[Dataset items]
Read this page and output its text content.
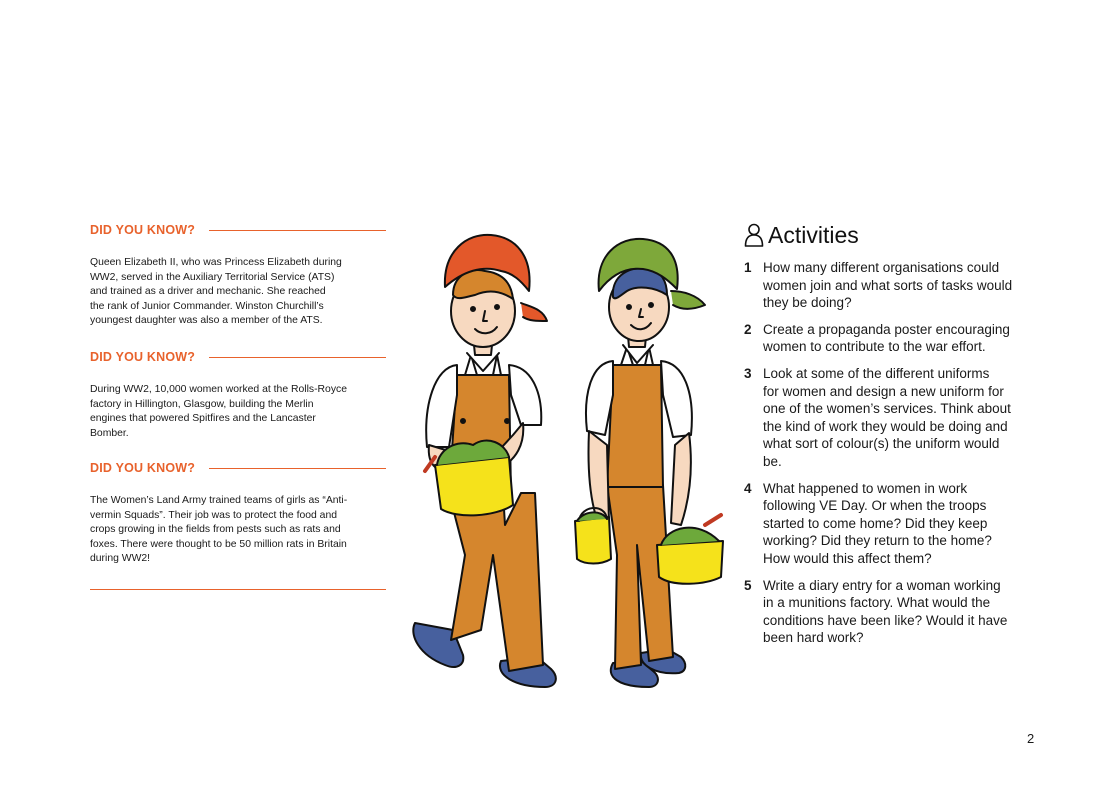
DID YOU KNOW?

Queen Elizabeth II, who was Princess Elizabeth during
WW2, served in the Auxiliary Territorial Service (ATS)
and trained as a driver and mechanic. She reached
the rank of Junior Commander. Winston Churchill’s
youngest daughter was also a member of the ATS.

DID YOU KNOW?

During WW2, 10,000 women worked at the Rolls-Royce
factory in Hillington, Glasgow, building the Merlin
engines that powered Spitfires and the Lancaster
Bomber.

DID YOU KNOW?

The Women’s Land Army trained teams of girls as “Anti-
vermin Squads”. Their job was to protect the food and
crops growing in the fields from pests such as rats and
foxes. There were thought to be 50 million rats in Britain
during WW2!

Activities
1 How many different organisations could
women join and what sorts of tasks would
they be doing?
2 Create a propaganda poster encouraging
women to contribute to the war effort.
3 Look at some of the different uniforms
for women and design a new uniform for
one of the women’s services. Think about
the kind of work they would be doing and
what sort of colour(s) the uniform would
be.
4 What happened to women in work
following VE Day. Or when the troops
started to come home? Did they keep
working? Did they return to the home?
How would this affect them?
5 Write a diary entry for a woman working
in a munitions factory. What would the
conditions have been like? Would it have
been hard work?
2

### Given instruction
Quote all of the entries word for word, omitting any pictures.

### Output of the task
Read this page and output its text content.
DID YOU KNOW?

Queen Elizabeth II, who was Princess Elizabeth during
WW2, served in the Auxiliary Territorial Service (ATS)
and trained as a driver and mechanic. She reached
the rank of Junior Commander. Winston Churchill’s
youngest daughter was also a member of the ATS.

DID YOU KNOW?

During WW2, 10,000 women worked at the Rolls-Royce
factory in Hillington, Glasgow, building the Merlin
engines that powered Spitfires and the Lancaster
Bomber.

DID YOU KNOW?

The Women’s Land Army trained teams of girls as “Anti-
vermin Squads”. Their job was to protect the food and
crops growing in the fields from pests such as rats and
foxes. There were thought to be 50 million rats in Britain
during WW2!

Activities
1 How many different organisations could
women join and what sorts of tasks would
they be doing?
2 Create a propaganda poster encouraging
women to contribute to the war effort.
3 Look at some of the different uniforms
for women and design a new uniform for
one of the women’s services. Think about
the kind of work they would be doing and
what sort of colour(s) the uniform would
be.
4 What happened to women in work
following VE Day. Or when the troops
started to come home? Did they keep
working? Did they return to the home?
How would this affect them?
5 Write a diary entry for a woman working
in a munitions factory. What would the
conditions have been like? Would it have
been hard work?
2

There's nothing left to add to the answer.